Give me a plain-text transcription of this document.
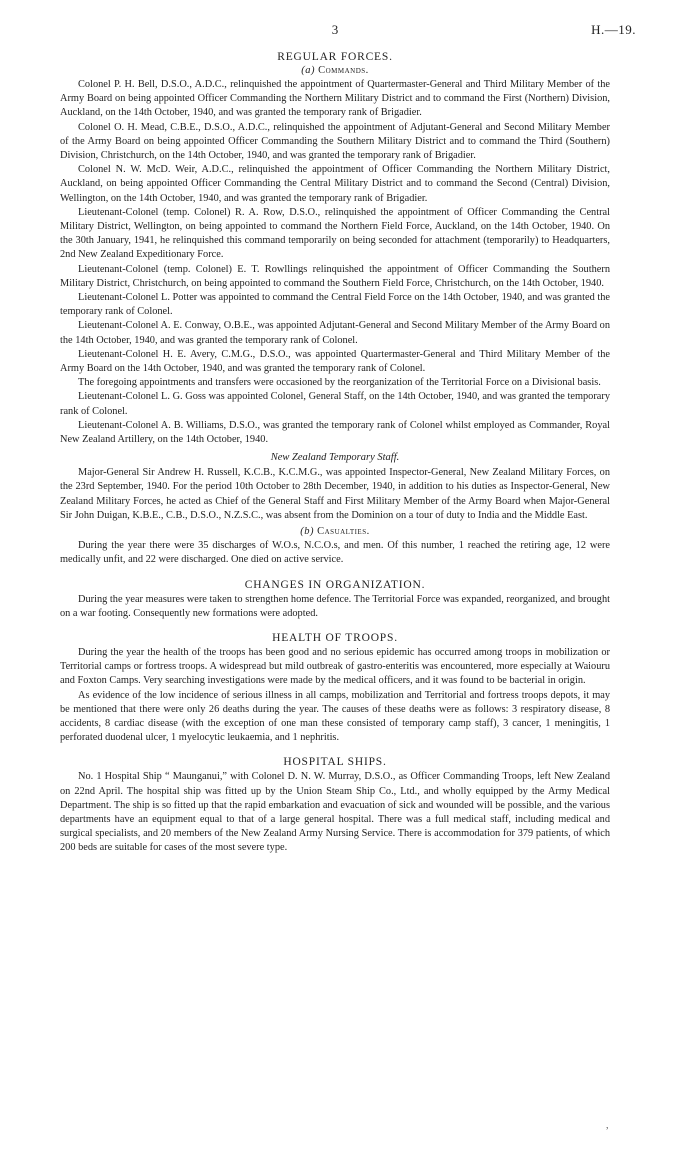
3	H.—19.
REGULAR FORCES.
(a) Commands.

Colonel P. H. Bell, D.S.O., A.D.C., relinquished the appointment of Quartermaster-General and Third Military Member of the Army Board on being appointed Officer Commanding the Northern Military District and to command the First (Northern) Division, Auckland, on the 14th October, 1940, and was granted the temporary rank of Brigadier.

Colonel O. H. Mead, C.B.E., D.S.O., A.D.C., relinquished the appointment of Adjutant-General and Second Military Member of the Army Board on being appointed Officer Commanding the Southern Military District and to command the Third (Southern) Division, Christchurch, on the 14th October, 1940, and was granted the temporary rank of Brigadier.

Colonel N. W. McD. Weir, A.D.C., relinquished the appointment of Officer Commanding the Northern Military District, Auckland, on being appointed Officer Commanding the Central Military District and to command the Second (Central) Division, Wellington, on the 14th October, 1940, and was granted the temporary rank of Brigadier.

Lieutenant-Colonel (temp. Colonel) R. A. Row, D.S.O., relinquished the appointment of Officer Commanding the Central Military District, Wellington, on being appointed to command the Northern Field Force, Auckland, on the 14th October, 1940. On the 30th January, 1941, he relinquished this command temporarily on being seconded for attachment (temporarily) to Headquarters, 2nd New Zealand Expeditionary Force.

Lieutenant-Colonel (temp. Colonel) E. T. Rowllings relinquished the appointment of Officer Commanding the Southern Military District, Christchurch, on being appointed to command the Southern Field Force, Christchurch, on the 14th October, 1940.

Lieutenant-Colonel L. Potter was appointed to command the Central Field Force on the 14th October, 1940, and was granted the temporary rank of Colonel.

Lieutenant-Colonel A. E. Conway, O.B.E., was appointed Adjutant-General and Second Military Member of the Army Board on the 14th October, 1940, and was granted the temporary rank of Colonel.

Lieutenant-Colonel H. E. Avery, C.M.G., D.S.O., was appointed Quartermaster-General and Third Military Member of the Army Board on the 14th October, 1940, and was granted the temporary rank of Colonel.

The foregoing appointments and transfers were occasioned by the reorganization of the Territorial Force on a Divisional basis.

Lieutenant-Colonel L. G. Goss was appointed Colonel, General Staff, on the 14th October, 1940, and was granted the temporary rank of Colonel.

Lieutenant-Colonel A. B. Williams, D.S.O., was granted the temporary rank of Colonel whilst employed as Commander, Royal New Zealand Artillery, on the 14th October, 1940.

New Zealand Temporary Staff.

Major-General Sir Andrew H. Russell, K.C.B., K.C.M.G., was appointed Inspector-General, New Zealand Military Forces, on the 23rd September, 1940. For the period 10th October to 28th December, 1940, in addition to his duties as Inspector-General, New Zealand Military Forces, he acted as Chief of the General Staff and First Military Member of the Army Board when Major-General Sir John Duigan, K.B.E., C.B., D.S.O., N.Z.S.C., was absent from the Dominion on a tour of duty to India and the Middle East.

(b) Casualties.

During the year there were 35 discharges of W.O.s, N.C.O.s, and men. Of this number, 1 reached the retiring age, 12 were medically unfit, and 22 were discharged. One died on active service.

CHANGES IN ORGANIZATION.

During the year measures were taken to strengthen home defence. The Territorial Force was expanded, reorganized, and brought on a war footing. Consequently new formations were adopted.

HEALTH OF TROOPS.

During the year the health of the troops has been good and no serious epidemic has occurred among troops in mobilization or Territorial camps or fortress troops. A widespread but mild outbreak of gastro-enteritis was encountered, more especially at Waiouru and Foxton Camps. Very searching investigations were made by the medical officers, and it was found to be bacterial in origin.

As evidence of the low incidence of serious illness in all camps, mobilization and Territorial and fortress troops depots, it may be mentioned that there were only 26 deaths during the year. The causes of these deaths were as follows: 3 respiratory disease, 8 accidents, 8 cardiac disease (with the exception of one man these consisted of temporary camp staff), 3 cancer, 1 meningitis, 1 perforated duodenal ulcer, 1 myelocytic leukaemia, and 1 nephritis.

HOSPITAL SHIPS.

No. 1 Hospital Ship “ Maunganui,” with Colonel D. N. W. Murray, D.S.O., as Officer Commanding Troops, left New Zealand on 22nd April. The hospital ship was fitted up by the Union Steam Ship Co., Ltd., and wholly equipped by the Army Medical Department. The ship is so fitted up that the rapid embarkation and evacuation of sick and wounded will be possible, and the various departments have an equipment equal to that of a large general hospital. There was a full medical staff, including medical and surgical specialists, and 20 members of the New Zealand Army Nursing Service. There is accommodation for 379 patients, of which 200 beds are suitable for cases of the most severe type.

,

WORK ORDER:
Copy each line above containing the string "serious".

REPLY TO THE EXERCISE:
During the year the health of the troops has been good and no serious epidemic has occurred among troops in mobilization or Territorial camps or fortress troops. A widespread but mild outbreak of gastro-enteritis was encountered, more especially at Waiouru and Foxton Camps. Very searching investigations were made by the medical officers, and it was found to be bacterial in origin.
As evidence of the low incidence of serious illness in all camps, mobilization and Territorial and fortress troops depots, it may be mentioned that there were only 26 deaths during the year. The causes of these deaths were as follows: 3 respiratory disease, 8 accidents, 8 cardiac disease (with the exception of one man these consisted of temporary camp staff), 3 cancer, 1 meningitis, 1 perforated duodenal ulcer, 1 myelocytic leukaemia, and 1 nephritis.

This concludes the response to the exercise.